▸ Aim
Tally each line where the word "Exports" occurs, then give only the total.

▸ Material for this task
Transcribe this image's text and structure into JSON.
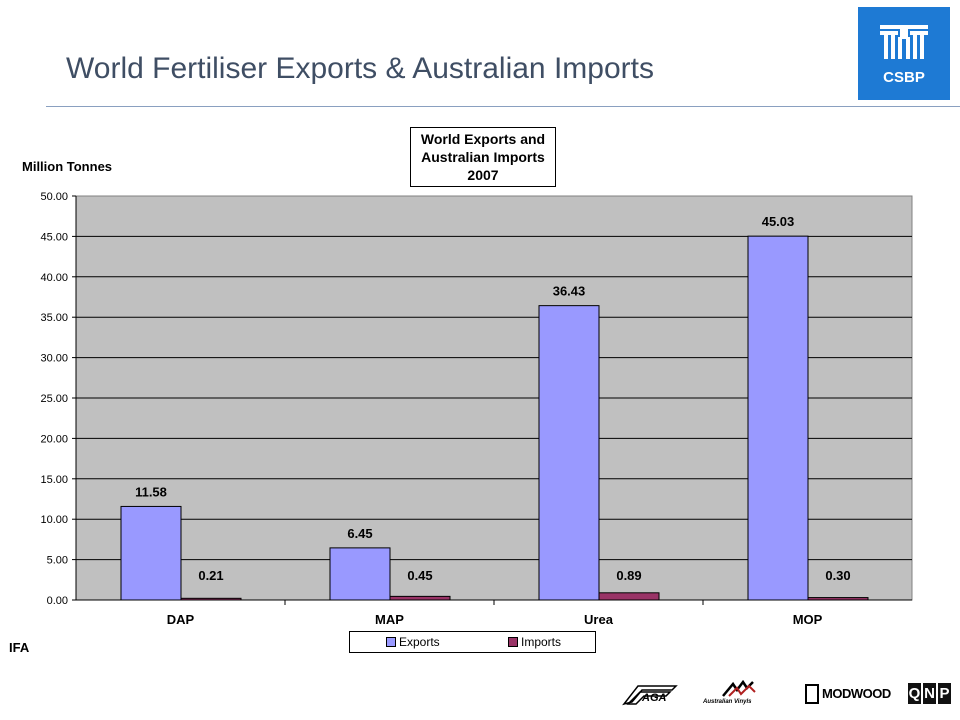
{
  "slide": {
    "title": "World Fertiliser Exports & Australian Imports",
    "logo_text": "CSBP",
    "source_label": "IFA",
    "footer_logos": {
      "aga": "AGA",
      "australian_vinyls": "Australian Vinyls",
      "modwood": "MODWOOD",
      "qnp": [
        "Q",
        "N",
        "P"
      ]
    }
  },
  "chart_data": {
    "type": "bar",
    "title_lines": [
      "World Exports and",
      "Australian Imports",
      "2007"
    ],
    "ylabel": "Million Tonnes",
    "xlabel": "",
    "categories": [
      "DAP",
      "MAP",
      "Urea",
      "MOP"
    ],
    "series": [
      {
        "name": "Exports",
        "values": [
          11.58,
          6.45,
          36.43,
          45.03
        ],
        "color": "#9999ff"
      },
      {
        "name": "Imports",
        "values": [
          0.21,
          0.45,
          0.89,
          0.3
        ],
        "color": "#993366"
      }
    ],
    "data_labels": [
      [
        "11.58",
        "6.45",
        "36.43",
        "45.03"
      ],
      [
        "0.21",
        "0.45",
        "0.89",
        "0.30"
      ]
    ],
    "y_ticks": [
      "0.00",
      "5.00",
      "10.00",
      "15.00",
      "20.00",
      "25.00",
      "30.00",
      "35.00",
      "40.00",
      "45.00",
      "50.00"
    ],
    "ylim": [
      0,
      50
    ],
    "grid": true,
    "plot_background": "#c0c0c0",
    "legend_position": "bottom"
  }
}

▸ Exercise response
3